--- start of DATASET RECORDS ---

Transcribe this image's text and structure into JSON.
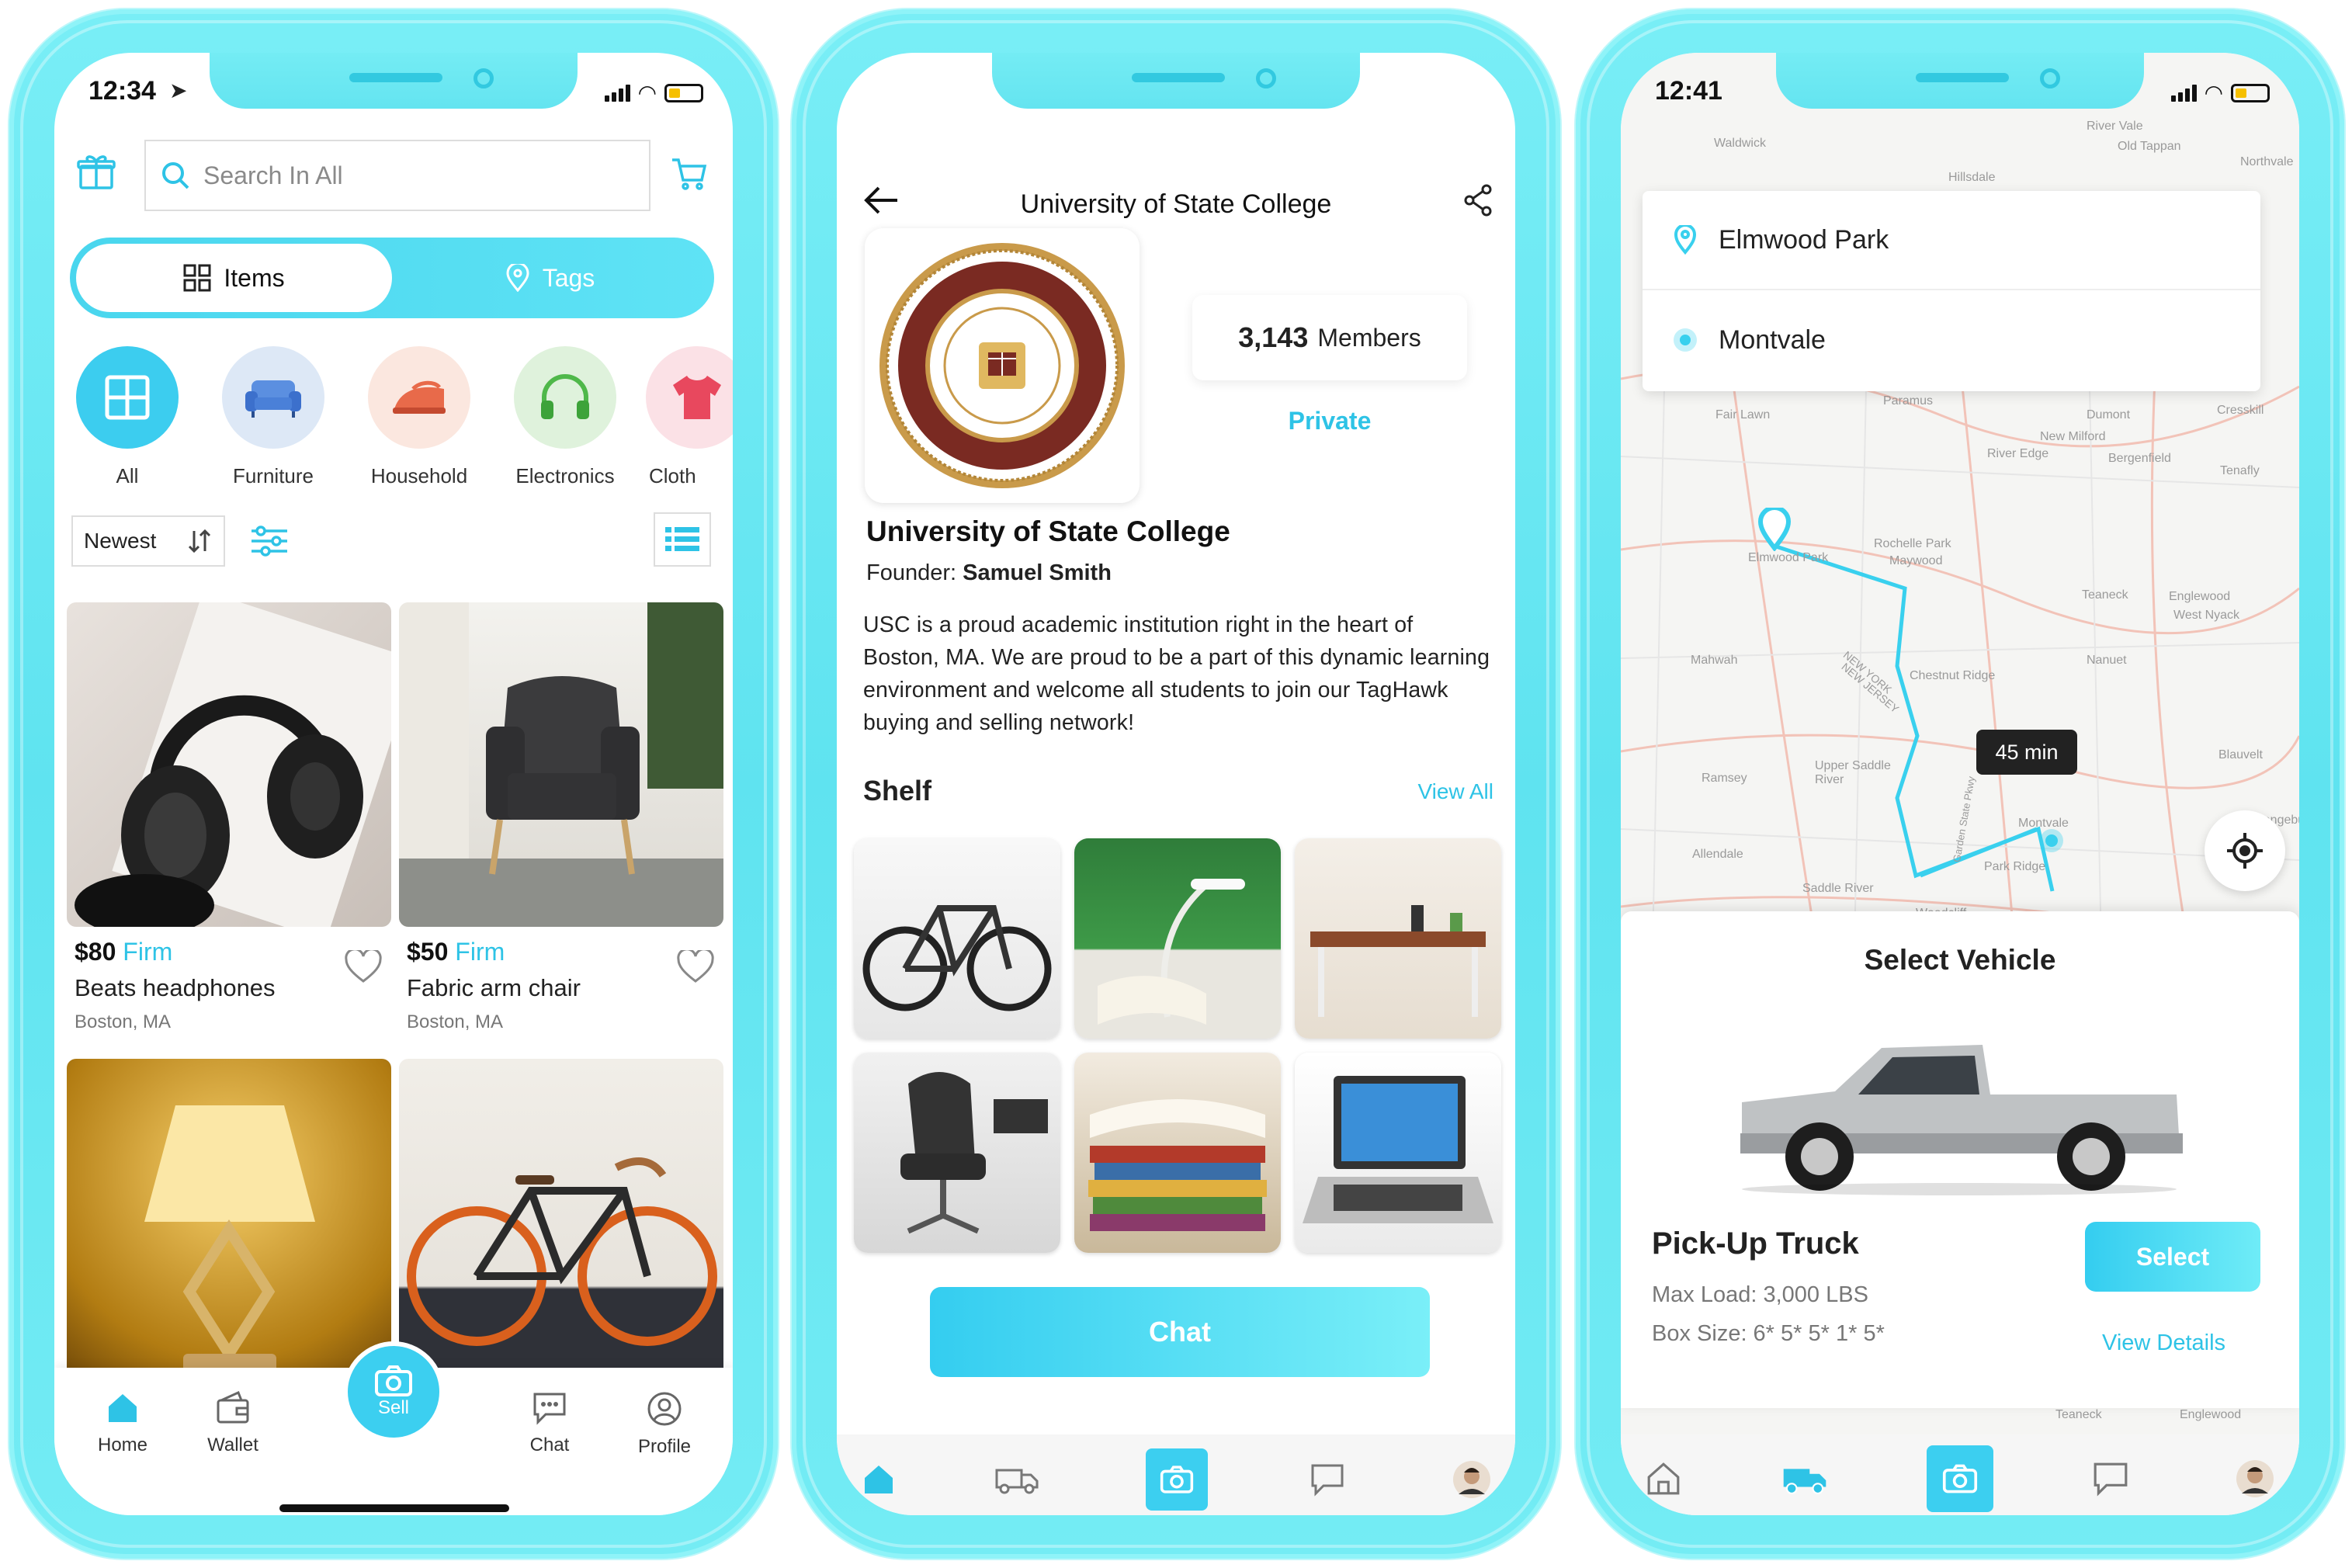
{
  "phone1": {
    "status_time": "12:34",
    "search_placeholder": "Search In All",
    "segments": [
      {
        "label": "Items",
        "active": true
      },
      {
        "label": "Tags",
        "active": false
      }
    ],
    "categories": [
      {
        "label": "All",
        "icon": "grid-icon"
      },
      {
        "label": "Furniture",
        "icon": "sofa-icon"
      },
      {
        "label": "Household",
        "icon": "iron-icon"
      },
      {
        "label": "Electronics",
        "icon": "headphones-icon"
      },
      {
        "label": "Cloth",
        "icon": "shirt-icon"
      }
    ],
    "sort_label": "Newest",
    "products": [
      {
        "price": "$80",
        "tag": "Firm",
        "title": "Beats headphones",
        "location": "Boston, MA"
      },
      {
        "price": "$50",
        "tag": "Firm",
        "title": "Fabric arm chair",
        "location": "Boston, MA"
      },
      {
        "price": "",
        "tag": "",
        "title": "",
        "location": ""
      },
      {
        "price": "",
        "tag": "",
        "title": "",
        "location": ""
      }
    ],
    "tabs": {
      "home": "Home",
      "wallet": "Wallet",
      "sell": "Sell",
      "chat": "Chat",
      "profile": "Profile"
    }
  },
  "phone2": {
    "header_title": "University of State College",
    "members_count": "3,143",
    "members_label": "Members",
    "privacy": "Private",
    "name": "University of State College",
    "founder_label": "Founder:",
    "founder_name": "Samuel Smith",
    "description": "USC is a proud academic institution right in the heart of Boston, MA. We are proud to be a part of this dynamic learning environment and welcome all students to join our TagHawk buying and selling network!",
    "shelf_title": "Shelf",
    "view_all": "View All",
    "chat_button": "Chat"
  },
  "phone3": {
    "status_time": "12:41",
    "origin": "Elmwood Park",
    "destination": "Montvale",
    "eta": "45 min",
    "vehicle_header": "Select Vehicle",
    "vehicle_name": "Pick-Up Truck",
    "max_load": "Max Load: 3,000 LBS",
    "box_size": "Box Size: 6* 5* 5* 1* 5*",
    "select_button": "Select",
    "view_details": "View Details",
    "map_labels": [
      "Waldwick",
      "River Vale",
      "Old Tappan",
      "Northvale",
      "Hillsdale",
      "Fair Lawn",
      "Paramus",
      "Dumont",
      "Cresskill",
      "New Milford",
      "Bergenfield",
      "Tenafly",
      "River Edge",
      "Elmwood Park",
      "Rochelle Park",
      "Maywood",
      "Teaneck",
      "Englewood",
      "West Nyack",
      "Mahwah",
      "Chestnut Ridge",
      "Nanuet",
      "Upper Saddle River",
      "Ramsey",
      "Blauvelt",
      "Allendale",
      "Park Ridge",
      "Saddle River",
      "Woodcliff",
      "Montvale",
      "Orangeburg",
      "NEW YORK",
      "NEW JERSEY",
      "Garden State Pkwy",
      "Englewood",
      "Teaneck"
    ]
  },
  "colors": {
    "accent": "#2ec3e6",
    "frame": "#6ae8f3"
  }
}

--- end of DATASET RECORDS ---

GIVEN INSTRUCTION:
Only a number is expected here: the count of lines in the listing that hold the string "headphones".

WRITTEN RESPONSE:
2